*WHAT IS EXPECTED*.
Copy the data below exactly, omitting any picture it contains.

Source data

========================

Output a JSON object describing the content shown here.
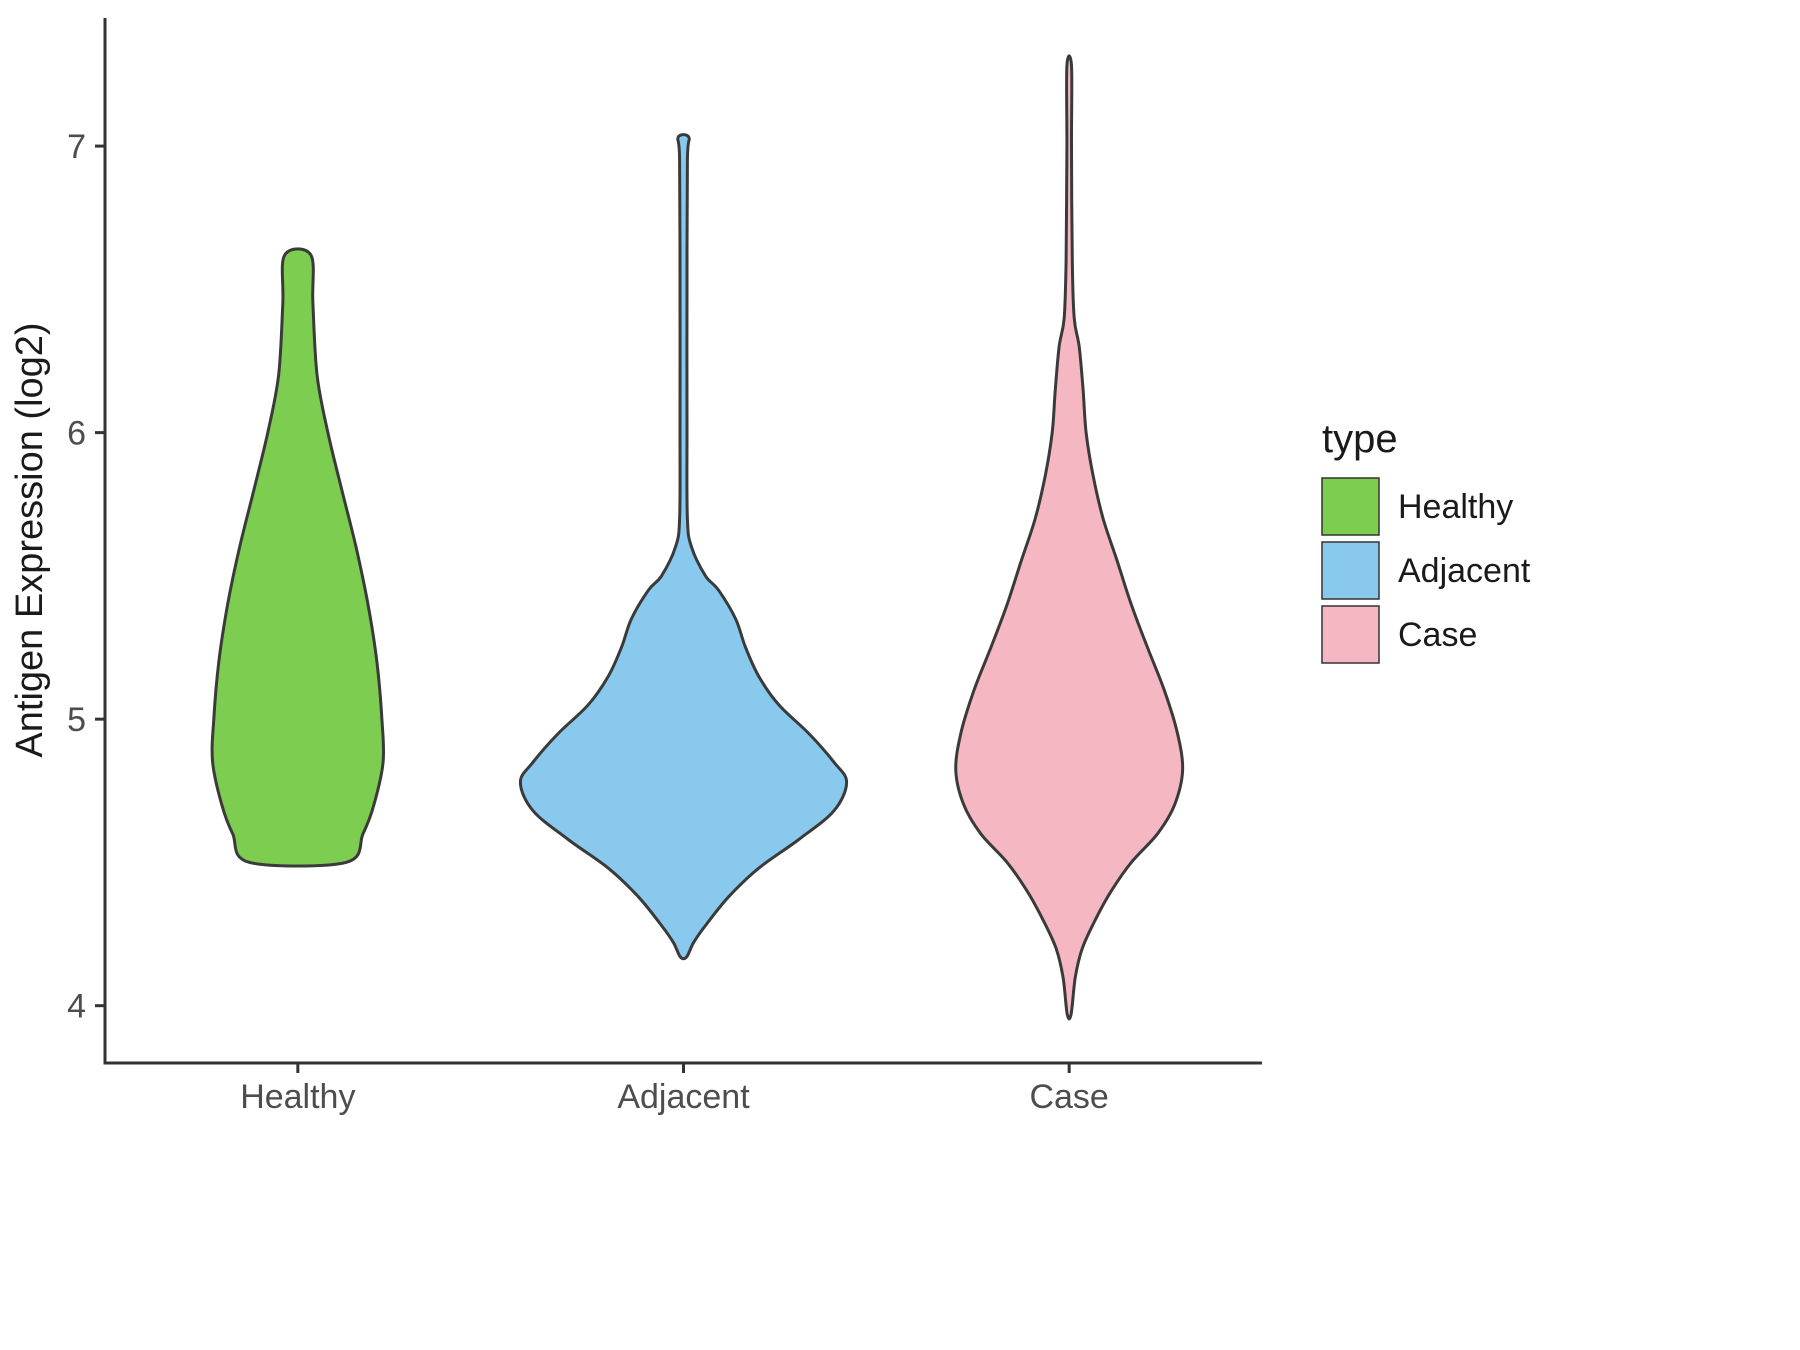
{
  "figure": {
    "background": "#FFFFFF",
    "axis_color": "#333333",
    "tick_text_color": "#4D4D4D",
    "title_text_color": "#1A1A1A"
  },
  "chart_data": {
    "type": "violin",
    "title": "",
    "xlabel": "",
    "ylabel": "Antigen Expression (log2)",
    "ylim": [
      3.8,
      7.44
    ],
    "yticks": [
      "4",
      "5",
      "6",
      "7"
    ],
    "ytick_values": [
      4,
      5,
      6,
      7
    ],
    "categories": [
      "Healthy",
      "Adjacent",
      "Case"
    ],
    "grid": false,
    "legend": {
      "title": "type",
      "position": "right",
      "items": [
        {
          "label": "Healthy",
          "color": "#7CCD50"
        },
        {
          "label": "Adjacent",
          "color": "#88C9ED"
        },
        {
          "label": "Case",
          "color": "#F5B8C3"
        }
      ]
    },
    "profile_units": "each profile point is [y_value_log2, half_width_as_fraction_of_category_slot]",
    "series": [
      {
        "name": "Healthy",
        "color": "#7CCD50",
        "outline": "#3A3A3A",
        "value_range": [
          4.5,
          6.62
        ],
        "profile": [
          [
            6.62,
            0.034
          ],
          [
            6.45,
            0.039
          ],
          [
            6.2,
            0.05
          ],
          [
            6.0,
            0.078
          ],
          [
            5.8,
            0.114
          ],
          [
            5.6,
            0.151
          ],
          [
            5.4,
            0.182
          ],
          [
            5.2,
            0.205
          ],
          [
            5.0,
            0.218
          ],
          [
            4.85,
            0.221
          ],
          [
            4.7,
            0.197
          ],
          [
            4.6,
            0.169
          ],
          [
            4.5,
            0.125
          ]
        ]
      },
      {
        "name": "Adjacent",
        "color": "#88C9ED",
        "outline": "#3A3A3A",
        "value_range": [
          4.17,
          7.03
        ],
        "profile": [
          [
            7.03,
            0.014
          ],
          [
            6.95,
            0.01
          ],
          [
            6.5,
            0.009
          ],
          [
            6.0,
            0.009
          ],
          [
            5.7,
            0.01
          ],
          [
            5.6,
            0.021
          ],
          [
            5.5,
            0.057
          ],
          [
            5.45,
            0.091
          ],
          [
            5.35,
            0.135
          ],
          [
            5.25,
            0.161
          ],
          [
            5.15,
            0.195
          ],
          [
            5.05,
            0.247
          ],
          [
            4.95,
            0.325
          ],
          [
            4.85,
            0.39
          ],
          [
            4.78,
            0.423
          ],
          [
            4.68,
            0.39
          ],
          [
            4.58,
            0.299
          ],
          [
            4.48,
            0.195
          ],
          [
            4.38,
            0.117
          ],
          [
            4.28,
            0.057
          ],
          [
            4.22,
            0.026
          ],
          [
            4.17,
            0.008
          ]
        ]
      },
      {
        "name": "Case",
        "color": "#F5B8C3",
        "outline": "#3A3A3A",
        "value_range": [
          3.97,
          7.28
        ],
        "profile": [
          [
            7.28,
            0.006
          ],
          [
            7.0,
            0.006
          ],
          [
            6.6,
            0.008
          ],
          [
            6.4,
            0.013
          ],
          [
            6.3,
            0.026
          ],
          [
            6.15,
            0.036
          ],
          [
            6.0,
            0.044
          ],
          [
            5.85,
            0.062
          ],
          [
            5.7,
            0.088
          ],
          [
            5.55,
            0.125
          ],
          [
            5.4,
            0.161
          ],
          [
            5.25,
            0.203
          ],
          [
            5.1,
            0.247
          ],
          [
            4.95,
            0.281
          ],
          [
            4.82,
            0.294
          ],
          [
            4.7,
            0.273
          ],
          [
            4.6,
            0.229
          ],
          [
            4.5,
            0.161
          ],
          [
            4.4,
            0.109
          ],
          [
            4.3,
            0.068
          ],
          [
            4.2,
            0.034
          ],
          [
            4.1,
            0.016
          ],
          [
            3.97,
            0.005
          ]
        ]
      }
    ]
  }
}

========================

*ANSWER IN FULL*.
Output a JSON object describing the content shown here.
{
  "figure": {
    "background": "#FFFFFF",
    "axis_color": "#333333",
    "tick_text_color": "#4D4D4D",
    "title_text_color": "#1A1A1A"
  },
  "chart_data": {
    "type": "violin",
    "title": "",
    "xlabel": "",
    "ylabel": "Antigen Expression (log2)",
    "ylim": [
      3.8,
      7.44
    ],
    "yticks": [
      "4",
      "5",
      "6",
      "7"
    ],
    "ytick_values": [
      4,
      5,
      6,
      7
    ],
    "categories": [
      "Healthy",
      "Adjacent",
      "Case"
    ],
    "grid": false,
    "legend": {
      "title": "type",
      "position": "right",
      "items": [
        {
          "label": "Healthy",
          "color": "#7CCD50"
        },
        {
          "label": "Adjacent",
          "color": "#88C9ED"
        },
        {
          "label": "Case",
          "color": "#F5B8C3"
        }
      ]
    },
    "profile_units": "each profile point is [y_value_log2, half_width_as_fraction_of_category_slot]",
    "series": [
      {
        "name": "Healthy",
        "color": "#7CCD50",
        "outline": "#3A3A3A",
        "value_range": [
          4.5,
          6.62
        ],
        "profile": [
          [
            6.62,
            0.034
          ],
          [
            6.45,
            0.039
          ],
          [
            6.2,
            0.05
          ],
          [
            6.0,
            0.078
          ],
          [
            5.8,
            0.114
          ],
          [
            5.6,
            0.151
          ],
          [
            5.4,
            0.182
          ],
          [
            5.2,
            0.205
          ],
          [
            5.0,
            0.218
          ],
          [
            4.85,
            0.221
          ],
          [
            4.7,
            0.197
          ],
          [
            4.6,
            0.169
          ],
          [
            4.5,
            0.125
          ]
        ]
      },
      {
        "name": "Adjacent",
        "color": "#88C9ED",
        "outline": "#3A3A3A",
        "value_range": [
          4.17,
          7.03
        ],
        "profile": [
          [
            7.03,
            0.014
          ],
          [
            6.95,
            0.01
          ],
          [
            6.5,
            0.009
          ],
          [
            6.0,
            0.009
          ],
          [
            5.7,
            0.01
          ],
          [
            5.6,
            0.021
          ],
          [
            5.5,
            0.057
          ],
          [
            5.45,
            0.091
          ],
          [
            5.35,
            0.135
          ],
          [
            5.25,
            0.161
          ],
          [
            5.15,
            0.195
          ],
          [
            5.05,
            0.247
          ],
          [
            4.95,
            0.325
          ],
          [
            4.85,
            0.39
          ],
          [
            4.78,
            0.423
          ],
          [
            4.68,
            0.39
          ],
          [
            4.58,
            0.299
          ],
          [
            4.48,
            0.195
          ],
          [
            4.38,
            0.117
          ],
          [
            4.28,
            0.057
          ],
          [
            4.22,
            0.026
          ],
          [
            4.17,
            0.008
          ]
        ]
      },
      {
        "name": "Case",
        "color": "#F5B8C3",
        "outline": "#3A3A3A",
        "value_range": [
          3.97,
          7.28
        ],
        "profile": [
          [
            7.28,
            0.006
          ],
          [
            7.0,
            0.006
          ],
          [
            6.6,
            0.008
          ],
          [
            6.4,
            0.013
          ],
          [
            6.3,
            0.026
          ],
          [
            6.15,
            0.036
          ],
          [
            6.0,
            0.044
          ],
          [
            5.85,
            0.062
          ],
          [
            5.7,
            0.088
          ],
          [
            5.55,
            0.125
          ],
          [
            5.4,
            0.161
          ],
          [
            5.25,
            0.203
          ],
          [
            5.1,
            0.247
          ],
          [
            4.95,
            0.281
          ],
          [
            4.82,
            0.294
          ],
          [
            4.7,
            0.273
          ],
          [
            4.6,
            0.229
          ],
          [
            4.5,
            0.161
          ],
          [
            4.4,
            0.109
          ],
          [
            4.3,
            0.068
          ],
          [
            4.2,
            0.034
          ],
          [
            4.1,
            0.016
          ],
          [
            3.97,
            0.005
          ]
        ]
      }
    ]
  }
}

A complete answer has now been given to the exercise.